▸ **What this task involves**:
Gather every line of the entries that includes the word "value".
[START OF Material for this task]
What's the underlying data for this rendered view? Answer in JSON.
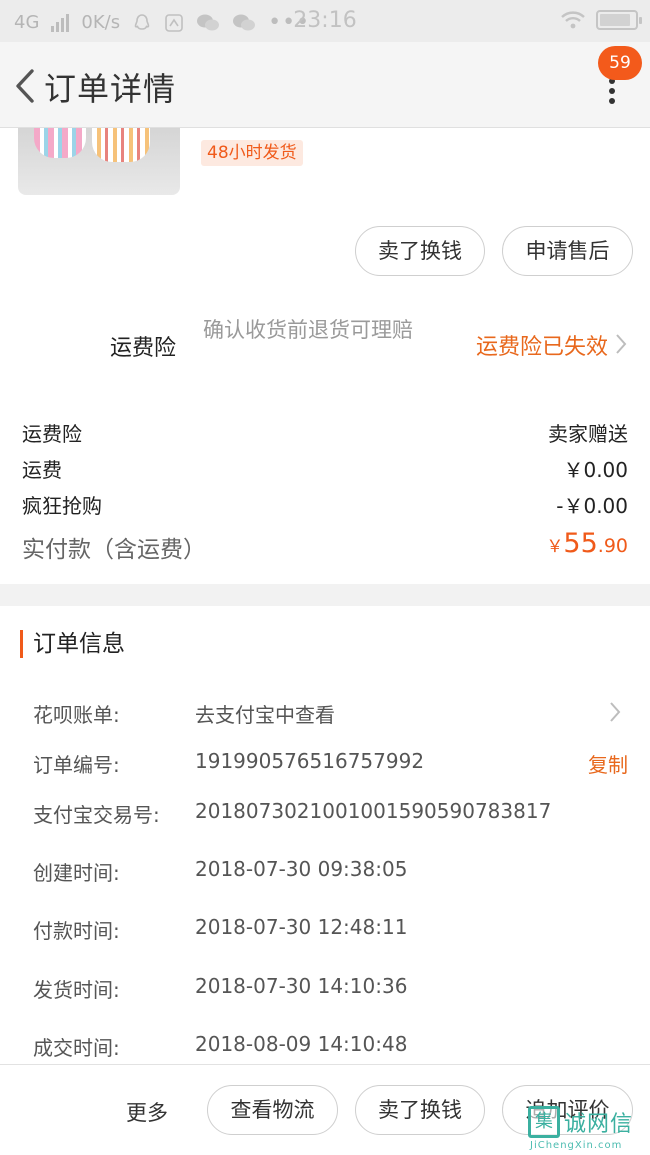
{
  "status_bar": {
    "network": "4G",
    "speed": "0K/s",
    "time": "23:16",
    "icons": [
      "signal-icon",
      "qq-icon",
      "notification-icon",
      "wechat-icon",
      "wechat-icon",
      "more-dots-icon",
      "wifi-icon",
      "battery-icon"
    ]
  },
  "nav": {
    "title": "订单详情",
    "badge_count": "59"
  },
  "product": {
    "ship_tag": "48小时发货"
  },
  "item_actions": {
    "sell_label": "卖了换钱",
    "after_sale_label": "申请售后"
  },
  "insurance": {
    "label": "运费险",
    "description": "确认收货前退货可理赔",
    "status": "运费险已失效"
  },
  "fees": [
    {
      "label": "运费险",
      "value": "卖家赠送"
    },
    {
      "label": "运费",
      "value": "￥0.00"
    },
    {
      "label": "疯狂抢购",
      "value": "-￥0.00"
    }
  ],
  "paid": {
    "label": "实付款（含运费）",
    "currency": "￥",
    "integer": "55",
    "decimal": ".90"
  },
  "order_info": {
    "title": "订单信息",
    "rows": [
      {
        "key": "花呗账单:",
        "value": "去支付宝中查看"
      },
      {
        "key": "订单编号:",
        "value": "191990576516757992"
      },
      {
        "key": "支付宝交易号:",
        "value": "2018073021001001590590783817"
      },
      {
        "key": "创建时间:",
        "value": "2018-07-30 09:38:05"
      },
      {
        "key": "付款时间:",
        "value": "2018-07-30 12:48:11"
      },
      {
        "key": "发货时间:",
        "value": "2018-07-30 14:10:36"
      },
      {
        "key": "成交时间:",
        "value": "2018-08-09 14:10:48"
      }
    ],
    "copy_label": "复制"
  },
  "bottom_bar": {
    "more_label": "更多",
    "logistics_label": "查看物流",
    "sell_label": "卖了换钱",
    "review_label": "追加评价"
  },
  "watermark": {
    "mark": "集",
    "text": "诚网信",
    "sub": "JiChengXin.com"
  },
  "colors": {
    "accent": "#f05a1a",
    "badge": "#f35a1b",
    "watermark": "#3bb0a0"
  }
}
[END OF Material for this task]
▸ **Response to the exercise**:
      "value": "卖家赠送"
      "value": "￥0.00"
      "value": "-￥0.00"
        "value": "去支付宝中查看"
        "value": "191990576516757992"
        "value": "2018073021001001590590783817"
        "value": "2018-07-30 09:38:05"
        "value": "2018-07-30 12:48:11"
        "value": "2018-07-30 14:10:36"
        "value": "2018-08-09 14:10:48"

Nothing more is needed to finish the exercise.